* BEGIN *
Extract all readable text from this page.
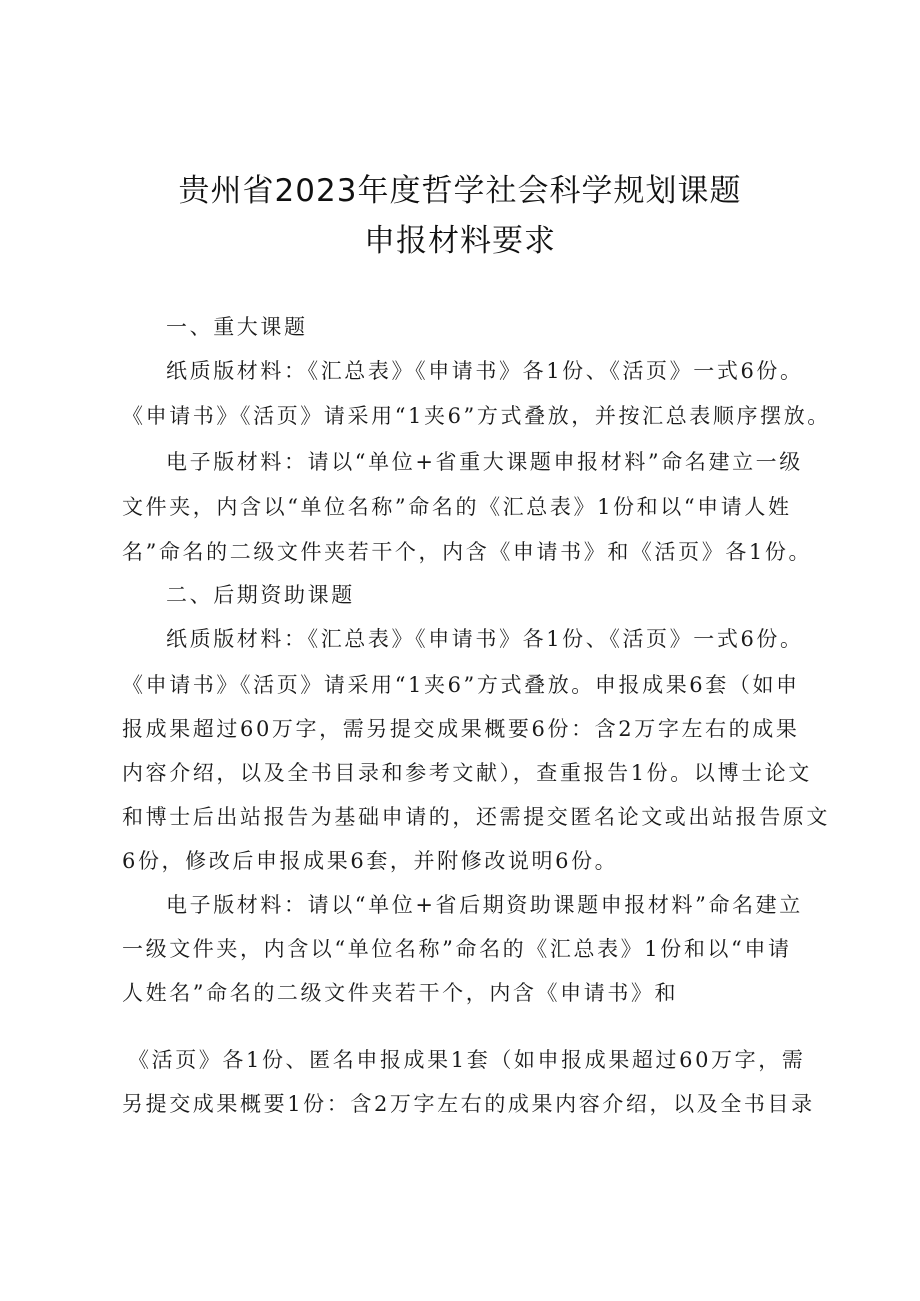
贵州省2023年度哲学社会科学规划课题
申报材料要求
一、重大课题
纸质版材料：《汇总表》《申请书》各1份、《活页》一式6份。
《申请书》《活页》请采用“1夹6”方式叠放，并按汇总表顺序摆放。
电子版材料：请以“单位+省重大课题申报材料”命名建立一级
文件夹，内含以“单位名称”命名的《汇总表》1份和以“申请人姓
名”命名的二级文件夹若干个，内含《申请书》和《活页》各1份。
二、后期资助课题
纸质版材料：《汇总表》《申请书》各1份、《活页》一式6份。
《申请书》《活页》请采用“1夹6”方式叠放。申报成果6套（如申
报成果超过60万字，需另提交成果概要6份：含2万字左右的成果
内容介绍，以及全书目录和参考文献），查重报告1份。以博士论文
和博士后出站报告为基础申请的，还需提交匿名论文或出站报告原文
6份，修改后申报成果6套，并附修改说明6份。
电子版材料：请以“单位+省后期资助课题申报材料”命名建立
一级文件夹，内含以“单位名称”命名的《汇总表》1份和以“申请
人姓名”命名的二级文件夹若干个，内含《申请书》和
《活页》各1份、匿名申报成果1套（如申报成果超过60万字，需
另提交成果概要1份：含2万字左右的成果内容介绍，以及全书目录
* END *
__Aim__. Copy out all the data without changing anything, and drop the pictures.

__Finished task__.
Extract all readable text from this page.
贵州省2023年度哲学社会科学规划课题
申报材料要求
一、重大课题
纸质版材料：《汇总表》《申请书》各1份、《活页》一式6份。
《申请书》《活页》请采用“1夹6”方式叠放，并按汇总表顺序摆放。
电子版材料：请以“单位+省重大课题申报材料”命名建立一级
文件夹，内含以“单位名称”命名的《汇总表》1份和以“申请人姓
名”命名的二级文件夹若干个，内含《申请书》和《活页》各1份。
二、后期资助课题
纸质版材料：《汇总表》《申请书》各1份、《活页》一式6份。
《申请书》《活页》请采用“1夹6”方式叠放。申报成果6套（如申
报成果超过60万字，需另提交成果概要6份：含2万字左右的成果
内容介绍，以及全书目录和参考文献），查重报告1份。以博士论文
和博士后出站报告为基础申请的，还需提交匿名论文或出站报告原文
6份，修改后申报成果6套，并附修改说明6份。
电子版材料：请以“单位+省后期资助课题申报材料”命名建立
一级文件夹，内含以“单位名称”命名的《汇总表》1份和以“申请
人姓名”命名的二级文件夹若干个，内含《申请书》和
《活页》各1份、匿名申报成果1套（如申报成果超过60万字，需
另提交成果概要1份：含2万字左右的成果内容介绍，以及全书目录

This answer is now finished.